[Data listing]
'''
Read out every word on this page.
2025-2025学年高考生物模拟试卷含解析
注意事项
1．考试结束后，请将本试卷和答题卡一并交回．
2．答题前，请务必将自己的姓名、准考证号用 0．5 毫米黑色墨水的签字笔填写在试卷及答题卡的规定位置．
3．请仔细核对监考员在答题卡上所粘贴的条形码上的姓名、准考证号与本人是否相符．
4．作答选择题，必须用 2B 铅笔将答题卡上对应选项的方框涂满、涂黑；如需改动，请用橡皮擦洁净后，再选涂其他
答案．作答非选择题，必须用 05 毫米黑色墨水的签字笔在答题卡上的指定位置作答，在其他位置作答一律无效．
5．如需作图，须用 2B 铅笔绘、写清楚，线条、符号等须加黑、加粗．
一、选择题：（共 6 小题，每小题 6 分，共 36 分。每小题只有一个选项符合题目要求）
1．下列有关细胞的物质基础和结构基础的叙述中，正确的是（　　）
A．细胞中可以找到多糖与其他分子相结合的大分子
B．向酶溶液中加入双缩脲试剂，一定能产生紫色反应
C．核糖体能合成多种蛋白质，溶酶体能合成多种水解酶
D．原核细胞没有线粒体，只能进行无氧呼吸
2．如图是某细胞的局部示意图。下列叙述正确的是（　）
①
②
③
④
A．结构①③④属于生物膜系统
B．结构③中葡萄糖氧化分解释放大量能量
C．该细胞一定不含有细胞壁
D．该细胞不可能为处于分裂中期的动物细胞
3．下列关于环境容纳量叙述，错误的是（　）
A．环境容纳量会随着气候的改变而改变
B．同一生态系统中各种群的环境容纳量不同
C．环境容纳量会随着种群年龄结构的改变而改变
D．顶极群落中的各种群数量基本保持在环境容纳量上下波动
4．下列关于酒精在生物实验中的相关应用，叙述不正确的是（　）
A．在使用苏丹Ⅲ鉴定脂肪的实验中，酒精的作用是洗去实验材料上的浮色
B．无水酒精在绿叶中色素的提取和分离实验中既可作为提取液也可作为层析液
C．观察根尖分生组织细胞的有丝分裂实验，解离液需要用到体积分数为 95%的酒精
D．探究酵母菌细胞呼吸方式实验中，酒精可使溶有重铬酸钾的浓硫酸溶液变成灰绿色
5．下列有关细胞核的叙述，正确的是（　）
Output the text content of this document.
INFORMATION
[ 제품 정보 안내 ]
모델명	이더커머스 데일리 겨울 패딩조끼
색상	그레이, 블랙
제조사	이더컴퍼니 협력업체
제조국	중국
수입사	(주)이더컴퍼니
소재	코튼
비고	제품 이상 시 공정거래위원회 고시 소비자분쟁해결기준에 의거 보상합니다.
'''
Stated goal → Pull out all lines containing "this".

Solved exercise →
Read out every word on this page.
Output the text content of this document.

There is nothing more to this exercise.